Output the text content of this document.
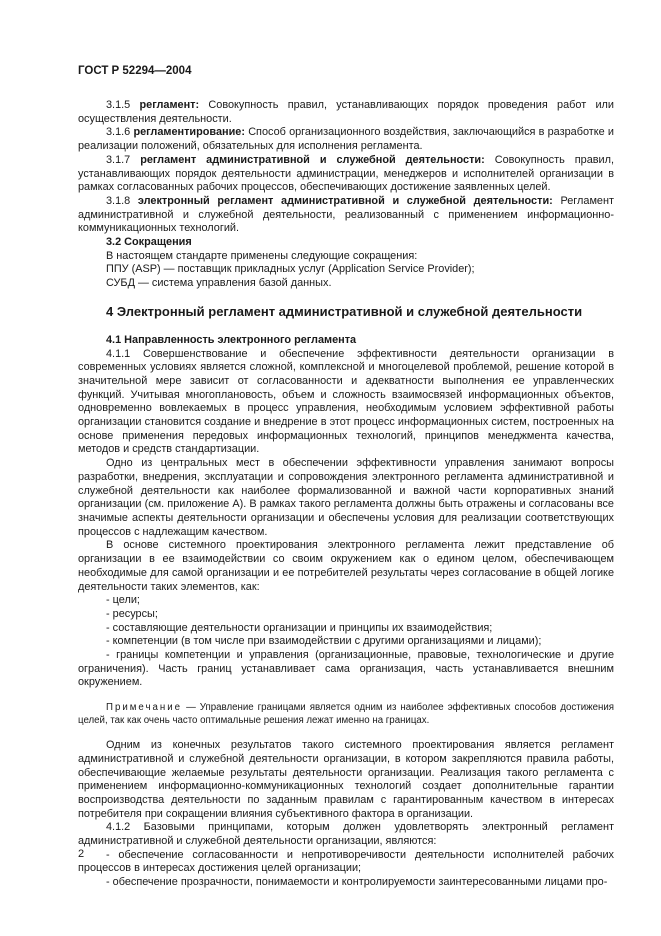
ГОСТ Р 52294—2004

3.1.5 регламент: Совокупность правил, устанавливающих порядок проведения работ или осуществления деятельности.

3.1.6 регламентирование: Способ организационного воздействия, заключающийся в разработке и реализации положений, обязательных для исполнения регламента.

3.1.7 регламент административной и служебной деятельности: Совокупность правил, устанавливающих порядок деятельности администрации, менеджеров и исполнителей организации в рамках согласованных рабочих процессов, обеспечивающих достижение заявленных целей.

3.1.8 электронный регламент административной и служебной деятельности: Регламент административной и служебной деятельности, реализованный с применением информационно-коммуникационных технологий.

3.2 Сокращения

В настоящем стандарте применены следующие сокращения:

ППУ (ASP) — поставщик прикладных услуг (Application Service Provider);

СУБД — система управления базой данных.

4 Электронный регламент административной и служебной деятельности
4.1 Направленность электронного регламента

4.1.1 Совершенствование и обеспечение эффективности деятельности организации в современных условиях является сложной, комплексной и многоцелевой проблемой, решение которой в значительной мере зависит от согласованности и адекватности выполнения ее управленческих функций. Учитывая многоплановость, объем и сложность взаимосвязей информационных объектов, одновременно вовлекаемых в процесс управления, необходимым условием эффективной работы организации становится создание и внедрение в этот процесс информационных систем, построенных на основе применения передовых информационных технологий, принципов менеджмента качества, методов и средств стандартизации.

Одно из центральных мест в обеспечении эффективности управления занимают вопросы разработки, внедрения, эксплуатации и сопровождения электронного регламента административной и служебной деятельности как наиболее формализованной и важной части корпоративных знаний организации (см. приложение А). В рамках такого регламента должны быть отражены и согласованы все значимые аспекты деятельности организации и обеспечены условия для реализации соответствующих процессов с надлежащим качеством.

В основе системного проектирования электронного регламента лежит представление об организации в ее взаимодействии со своим окружением как о едином целом, обеспечивающем необходимые для самой организации и ее потребителей результаты через согласование в общей логике деятельности таких элементов, как:

- цели;
- ресурсы;
- составляющие деятельности организации и принципы их взаимодействия;
- компетенции (в том числе при взаимодействии с другими организациями и лицами);
- границы компетенции и управления (организационные, правовые, технологические и другие ограничения). Часть границ устанавливает сама организация, часть устанавливается внешним окружением.

Примечание — Управление границами является одним из наиболее эффективных способов достижения целей, так как очень часто оптимальные решения лежат именно на границах.

Одним из конечных результатов такого системного проектирования является регламент административной и служебной деятельности организации, в котором закрепляются правила работы, обеспечивающие желаемые результаты деятельности организации. Реализация такого регламента с применением информационно-коммуникационных технологий создает дополнительные гарантии воспроизводства деятельности по заданным правилам с гарантированным качеством в интересах потребителя при сокращении влияния субъективного фактора в организации.

4.1.2 Базовыми принципами, которым должен удовлетворять электронный регламент административной и служебной деятельности организации, являются:

- обеспечение согласованности и непротиворечивости деятельности исполнителей рабочих процессов в интересах достижения целей организации;
- обеспечение прозрачности, понимаемости и контролируемости заинтересованными лицами про-
2
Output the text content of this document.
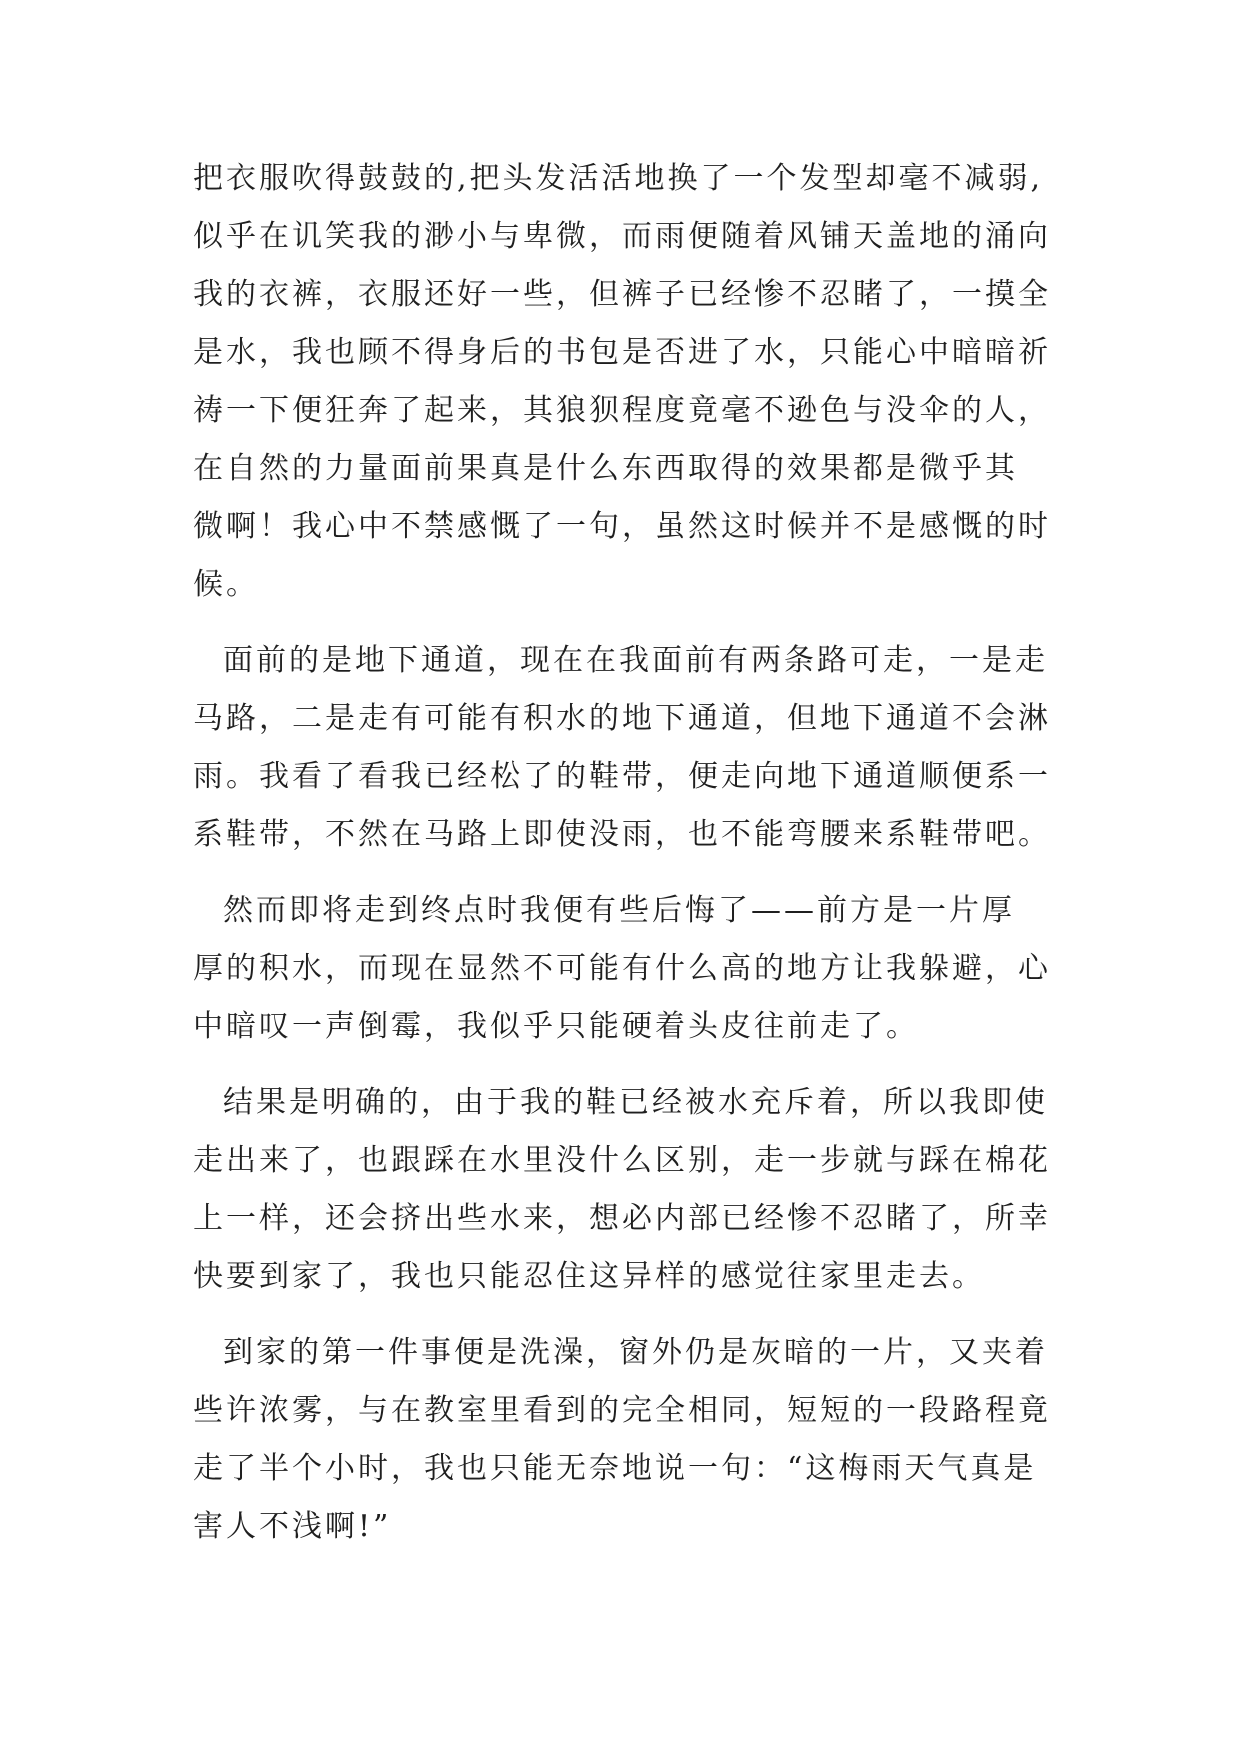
把衣服吹得鼓鼓的,把头发活活地换了一个发型却毫不减弱,
似乎在讥笑我的渺小与卑微，而雨便随着风铺天盖地的涌向
我的衣裤，衣服还好一些，但裤子已经惨不忍睹了，一摸全
是水，我也顾不得身后的书包是否进了水，只能心中暗暗祈
祷一下便狂奔了起来，其狼狈程度竟毫不逊色与没伞的人，
在自然的力量面前果真是什么东西取得的效果都是微乎其
微啊！我心中不禁感慨了一句，虽然这时候并不是感慨的时
候。
面前的是地下通道，现在在我面前有两条路可走，一是走
马路，二是走有可能有积水的地下通道，但地下通道不会淋
雨。我看了看我已经松了的鞋带，便走向地下通道顺便系一
系鞋带，不然在马路上即使没雨，也不能弯腰来系鞋带吧。
然而即将走到终点时我便有些后悔了——前方是一片厚
厚的积水，而现在显然不可能有什么高的地方让我躲避，心
中暗叹一声倒霉，我似乎只能硬着头皮往前走了。
结果是明确的，由于我的鞋已经被水充斥着，所以我即使
走出来了，也跟踩在水里没什么区别，走一步就与踩在棉花
上一样，还会挤出些水来，想必内部已经惨不忍睹了，所幸
快要到家了，我也只能忍住这异样的感觉往家里走去。
到家的第一件事便是洗澡，窗外仍是灰暗的一片，又夹着
些许浓雾，与在教室里看到的完全相同，短短的一段路程竟
走了半个小时，我也只能无奈地说一句：“这梅雨天气真是
害人不浅啊!”
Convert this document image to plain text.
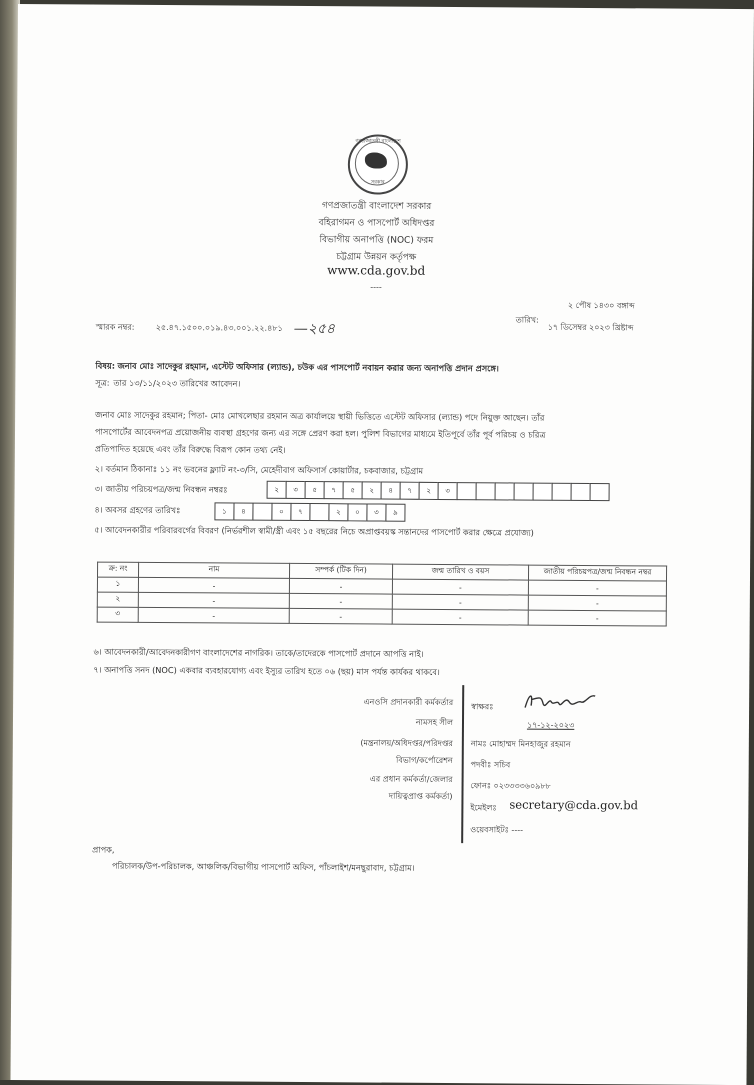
গণপ্রজাতন্ত্রী বাংলাদেশ
সরকার
গণপ্রজাতন্ত্রী বাংলাদেশ সরকার
বহিরাগমন ও পাসপোর্ট অধিদপ্তর
বিভাগীয় অনাপত্তি (NOC) ফরম
চট্টগ্রাম উন্নয়ন কর্তৃপক্ষ
www.cda.gov.bd
----
২ পৌষ ১৪৩০ বঙ্গাব্দ
তারিখ:
১৭ ডিসেম্বর ২০২৩ খ্রিষ্টাব্দ
স্মারক নম্বর:	২৫.৪৭.১৫০০.০১৯.৪৩.০০১.২২.৪৮১ —২৫৪
বিষয়: জনাব মোঃ সাদেকুর রহমান, এস্টেট অফিসার (ল্যান্ড), চউক এর পাসপোর্ট নবায়ন করার জন্য অনাপত্তি প্রদান প্রসঙ্গে।
সূত্র: তার ১৩/১১/২০২৩ তারিখের আবেদন।
জনাব মোঃ সাদেকুর রহমান; পিতা- মোঃ মোখলেছার রহমান অত্র কার্যালয়ে স্থায়ী ভিত্তিতে এস্টেট অফিসার (ল্যান্ড) পদে নিয়ুক্ত আছেন। তাঁর
পাসপোর্টের আবেদনপত্র প্রয়োজনীয় ব্যবস্থা গ্রহণের জন্য এর সঙ্গে প্রেরণ করা হল। পুলিশ বিভাগের মাধ্যমে ইতিপূর্বে তাঁর পূর্ব পরিচয় ও চরিত্র
প্রতিপাদিত হয়েছে এবং তাঁর বিরুদ্ধে বিরূপ কোন তথ্য নেই।
২। বর্তমান ঠিকানাঃ ১১ নং ভবনের ফ্ল্যাট নং-৩/সি, মেহেদীবাগ অফিসার্স কোয়ার্টার, চকবাজার, চট্টগ্রাম
৩। জাতীয় পরিচয়পত্র/জন্ম নিবন্ধন নম্বরঃ	২	৩	৫	৭	৫	২	৪	৭	২	৩
৪। অবসর গ্রহণের তারিখঃ	১	৪	০	৭	২	০	৩	৯
৫। আবেদনকারীর পরিবারবর্গের বিবরণ (নির্ভরশীল স্বামী/স্ত্রী এবং ১৫ বছরের নিচে অপ্রাপ্তবয়স্ক সন্তানদের পাসপোর্ট করার ক্ষেত্রে প্রযোজ্য)
ক্র: নং	নাম	সম্পর্ক (টিক দিন)	জন্ম তারিখ ও বয়স	জাতীয় পরিচয়পত্র/জন্ম নিবন্ধন নম্বর
১	-	-	-	-
২	-	-	-	-
৩	-	-	-	-
৬। আবেদনকারী/আবেদনকারীগণ বাংলাদেশের নাগরিক। তাকে/তাদেরকে পাসপোর্ট প্রদানে আপত্তি নাই।
৭। অনাপত্তি সনদ (NOC) একবার ব্যবহারযোগ্য এবং ইস্যুর তারিখ হতে ০৬ (ছয়) মাস পর্যন্ত কার্যকর থাকবে।
এনওসি প্রদানকারী কর্মকর্তার
নামসহ সীল
(মন্ত্রনালয়/অধিদপ্তর/পরিদপ্তর
বিভাগ/কর্পোরেশন
এর প্রধান কর্মকর্তা/জেলার
দায়িত্বপ্রাপ্ত কর্মকর্তা)
স্বাক্ষরঃ
১৭-১২-২০২৩
নামঃ মোহাম্মদ মিনহাজুর রহমান
পদবীঃ সচিব
ফোনঃ ০২৩৩৩৩৬০৯৮৮
ইমেইলঃ secretary@cda.gov.bd
ওয়েবসাইটঃ ----
প্রাপক,
পরিচালক/উপ-পরিচালক, আঞ্চলিক/বিভাগীয় পাসপোর্ট অফিস, পাঁচলাইশ/মনছুরাবাদ, চট্টগ্রাম।
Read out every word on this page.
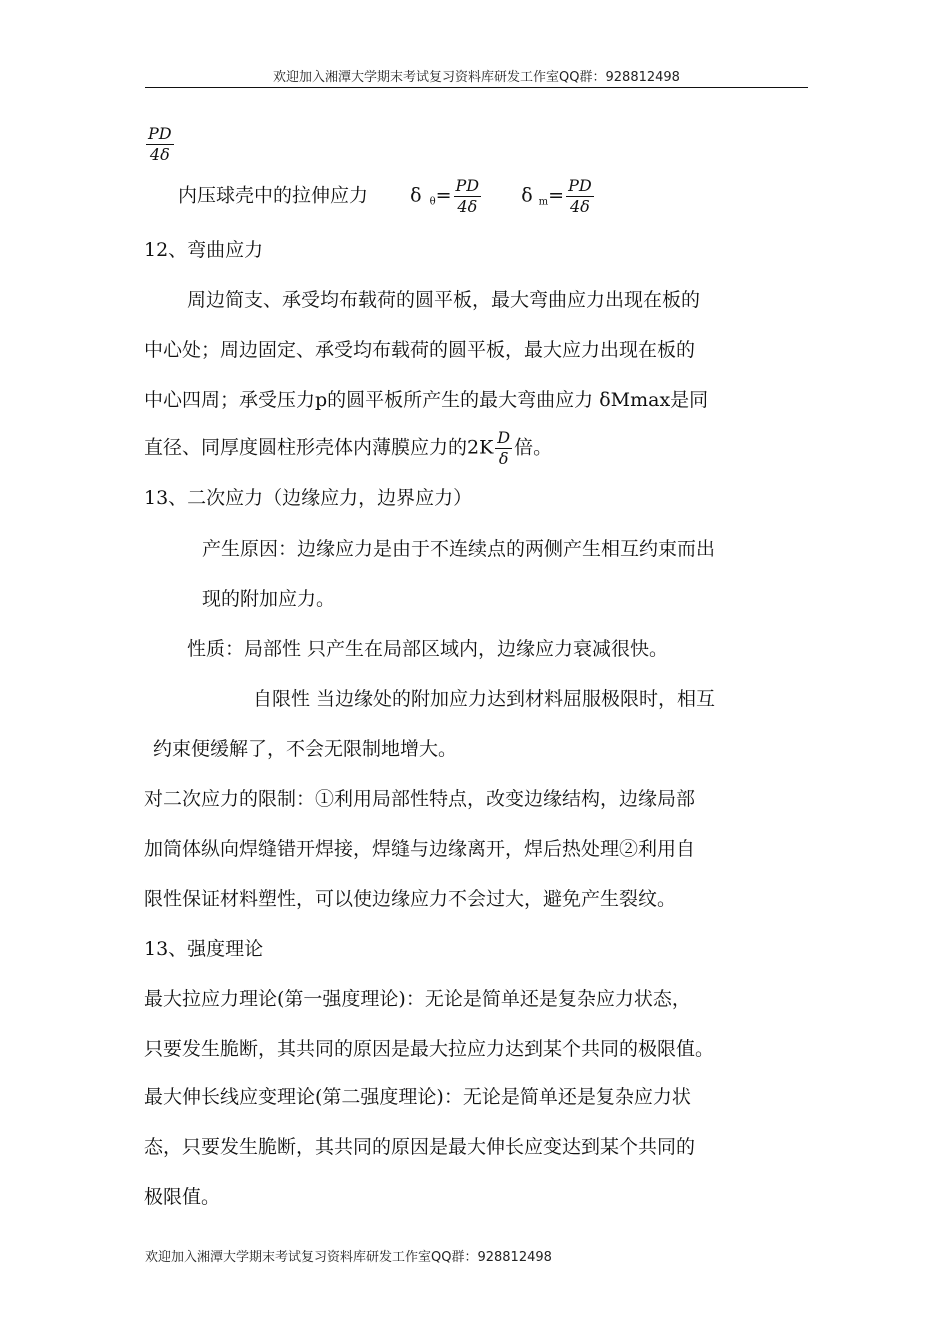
欢迎加入湘潭大学期末考试复习资料库研发工作室QQ群：928812498
$\frac{PD}{4\delta}$
内压球壳中的拉伸应力 δ $_\theta= \frac{PD}{4\delta}$ δ $_m= \frac{PD}{4\delta}$
12、弯曲应力
周边简支、承受均布载荷的圆平板，最大弯曲应力出现在板的
中心处；周边固定、承受均布载荷的圆平板，最大应力出现在板的
中心四周；承受压力p的圆平板所产生的最大弯曲应力 δMmax是同
直径、同厚度圆柱形壳体内薄膜应力的$2K \frac{D}{\delta}$ 倍。
13、二次应力（边缘应力，边界应力）
产生原因：边缘应力是由于不连续点的两侧产生相互约束而出
现的附加应力。
性质：局部性 只产生在局部区域内，边缘应力衰减很快。
自限性 当边缘处的附加应力达到材料屈服极限时，相互
约束便缓解了，不会无限制地增大。
对二次应力的限制：①利用局部性特点，改变边缘结构，边缘局部
加筒体纵向焊缝错开焊接，焊缝与边缘离开，焊后热处理②利用自
限性保证材料塑性，可以使边缘应力不会过大，避免产生裂纹。
13、强度理论
最大拉应力理论(第一强度理论)：无论是简单还是复杂应力状态，
只要发生脆断，其共同的原因是最大拉应力达到某个共同的极限值。
最大伸长线应变理论(第二强度理论)：无论是简单还是复杂应力状
态，只要发生脆断，其共同的原因是最大伸长应变达到某个共同的
极限值。
欢迎加入湘潭大学期末考试复习资料库研发工作室QQ群：928812498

= = = = = = =

Give only the number of lines in the data that hold the string "frac".

EXPECTED ANSWER. 3